From the entries below, copy every line holding the word "stopa".

Dataset entries on figures:
****************

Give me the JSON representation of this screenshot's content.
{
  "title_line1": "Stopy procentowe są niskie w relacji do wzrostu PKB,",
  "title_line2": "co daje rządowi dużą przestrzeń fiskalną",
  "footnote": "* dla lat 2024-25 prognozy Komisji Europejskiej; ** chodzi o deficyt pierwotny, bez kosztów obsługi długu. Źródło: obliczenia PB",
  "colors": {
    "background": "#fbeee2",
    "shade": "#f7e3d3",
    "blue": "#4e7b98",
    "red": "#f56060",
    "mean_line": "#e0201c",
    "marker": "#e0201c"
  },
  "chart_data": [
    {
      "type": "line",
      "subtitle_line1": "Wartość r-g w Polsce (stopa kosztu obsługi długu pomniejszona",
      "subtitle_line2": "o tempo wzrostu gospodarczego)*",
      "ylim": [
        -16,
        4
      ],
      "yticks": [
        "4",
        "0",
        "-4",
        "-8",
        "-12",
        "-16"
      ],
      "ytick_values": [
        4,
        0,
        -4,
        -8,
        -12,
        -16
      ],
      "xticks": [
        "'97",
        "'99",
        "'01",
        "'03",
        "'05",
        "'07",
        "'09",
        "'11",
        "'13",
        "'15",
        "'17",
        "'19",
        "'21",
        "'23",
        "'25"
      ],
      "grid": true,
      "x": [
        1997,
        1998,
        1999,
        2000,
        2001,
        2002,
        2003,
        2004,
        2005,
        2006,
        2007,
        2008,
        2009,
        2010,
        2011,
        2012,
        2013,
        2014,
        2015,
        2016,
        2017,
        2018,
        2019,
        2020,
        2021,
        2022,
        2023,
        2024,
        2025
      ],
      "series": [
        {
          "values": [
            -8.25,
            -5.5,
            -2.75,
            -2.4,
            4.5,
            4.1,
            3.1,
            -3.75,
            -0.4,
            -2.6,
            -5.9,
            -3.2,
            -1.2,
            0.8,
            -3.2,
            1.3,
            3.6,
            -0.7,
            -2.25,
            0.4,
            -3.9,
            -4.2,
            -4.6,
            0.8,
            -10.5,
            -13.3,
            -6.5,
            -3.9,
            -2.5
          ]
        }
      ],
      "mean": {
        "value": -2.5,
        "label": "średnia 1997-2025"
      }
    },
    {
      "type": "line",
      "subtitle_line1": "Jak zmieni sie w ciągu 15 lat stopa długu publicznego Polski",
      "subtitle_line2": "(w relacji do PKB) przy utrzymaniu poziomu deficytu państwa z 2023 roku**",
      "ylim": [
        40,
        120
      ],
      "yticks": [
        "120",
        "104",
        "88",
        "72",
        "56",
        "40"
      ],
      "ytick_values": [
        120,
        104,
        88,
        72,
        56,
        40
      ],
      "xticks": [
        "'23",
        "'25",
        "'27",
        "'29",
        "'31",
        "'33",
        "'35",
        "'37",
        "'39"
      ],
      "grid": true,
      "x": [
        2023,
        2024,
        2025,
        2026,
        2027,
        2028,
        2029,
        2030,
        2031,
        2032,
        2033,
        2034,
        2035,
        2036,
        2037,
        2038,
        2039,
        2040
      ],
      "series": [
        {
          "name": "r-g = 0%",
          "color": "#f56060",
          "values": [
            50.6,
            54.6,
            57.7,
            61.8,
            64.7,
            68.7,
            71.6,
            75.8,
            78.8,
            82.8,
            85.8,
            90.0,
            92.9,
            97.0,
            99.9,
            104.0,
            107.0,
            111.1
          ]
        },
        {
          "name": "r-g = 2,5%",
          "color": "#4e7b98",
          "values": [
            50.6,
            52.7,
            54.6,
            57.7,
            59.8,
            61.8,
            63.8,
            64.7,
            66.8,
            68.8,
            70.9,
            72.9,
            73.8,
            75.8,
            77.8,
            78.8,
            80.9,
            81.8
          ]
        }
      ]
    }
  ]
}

****************

THE REPLY:
      "subtitle_line1": "Wartość r-g w Polsce (stopa kosztu obsługi długu pomniejszona",
      "subtitle_line1": "Jak zmieni sie w ciągu 15 lat stopa długu publicznego Polski",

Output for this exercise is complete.